__Problem description__.
The data below needs to be returned exactly, line for line.

__Dataset entries on figures__.
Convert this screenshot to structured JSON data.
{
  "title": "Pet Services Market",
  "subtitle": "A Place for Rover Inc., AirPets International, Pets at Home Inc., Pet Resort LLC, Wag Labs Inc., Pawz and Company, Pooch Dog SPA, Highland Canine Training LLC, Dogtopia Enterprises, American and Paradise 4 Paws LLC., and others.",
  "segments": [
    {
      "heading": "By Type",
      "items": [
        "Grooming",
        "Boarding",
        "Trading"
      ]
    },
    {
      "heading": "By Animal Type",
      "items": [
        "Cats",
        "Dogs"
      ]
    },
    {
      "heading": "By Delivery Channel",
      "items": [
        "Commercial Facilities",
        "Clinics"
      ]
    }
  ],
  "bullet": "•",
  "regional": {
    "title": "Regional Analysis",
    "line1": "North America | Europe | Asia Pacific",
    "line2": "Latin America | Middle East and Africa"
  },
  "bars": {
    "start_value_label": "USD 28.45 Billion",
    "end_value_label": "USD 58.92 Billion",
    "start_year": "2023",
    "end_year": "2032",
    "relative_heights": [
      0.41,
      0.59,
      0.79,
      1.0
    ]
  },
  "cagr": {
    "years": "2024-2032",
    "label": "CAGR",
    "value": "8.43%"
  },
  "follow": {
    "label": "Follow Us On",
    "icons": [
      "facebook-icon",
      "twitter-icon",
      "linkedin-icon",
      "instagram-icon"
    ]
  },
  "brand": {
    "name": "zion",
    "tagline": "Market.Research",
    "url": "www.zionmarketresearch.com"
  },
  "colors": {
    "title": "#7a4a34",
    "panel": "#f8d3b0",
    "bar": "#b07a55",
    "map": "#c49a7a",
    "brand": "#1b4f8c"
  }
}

__Response to the task__.
Convert this screenshot to structured JSON data.
{
  "title": "Pet Services Market",
  "subtitle": "A Place for Rover Inc., AirPets International, Pets at Home Inc., Pet Resort LLC, Wag Labs Inc., Pawz and Company, Pooch Dog SPA, Highland Canine Training LLC, Dogtopia Enterprises, American and Paradise 4 Paws LLC., and others.",
  "segments": [
    {
      "heading": "By Type",
      "items": [
        "Grooming",
        "Boarding",
        "Trading"
      ]
    },
    {
      "heading": "By Animal Type",
      "items": [
        "Cats",
        "Dogs"
      ]
    },
    {
      "heading": "By Delivery Channel",
      "items": [
        "Commercial Facilities",
        "Clinics"
      ]
    }
  ],
  "bullet": "•",
  "regional": {
    "title": "Regional Analysis",
    "line1": "North America | Europe | Asia Pacific",
    "line2": "Latin America | Middle East and Africa"
  },
  "bars": {
    "start_value_label": "USD 28.45 Billion",
    "end_value_label": "USD 58.92 Billion",
    "start_year": "2023",
    "end_year": "2032",
    "relative_heights": [
      0.41,
      0.59,
      0.79,
      1.0
    ]
  },
  "cagr": {
    "years": "2024-2032",
    "label": "CAGR",
    "value": "8.43%"
  },
  "follow": {
    "label": "Follow Us On",
    "icons": [
      "facebook-icon",
      "twitter-icon",
      "linkedin-icon",
      "instagram-icon"
    ]
  },
  "brand": {
    "name": "zion",
    "tagline": "Market.Research",
    "url": "www.zionmarketresearch.com"
  },
  "colors": {
    "title": "#7a4a34",
    "panel": "#f8d3b0",
    "bar": "#b07a55",
    "map": "#c49a7a",
    "brand": "#1b4f8c"
  }
}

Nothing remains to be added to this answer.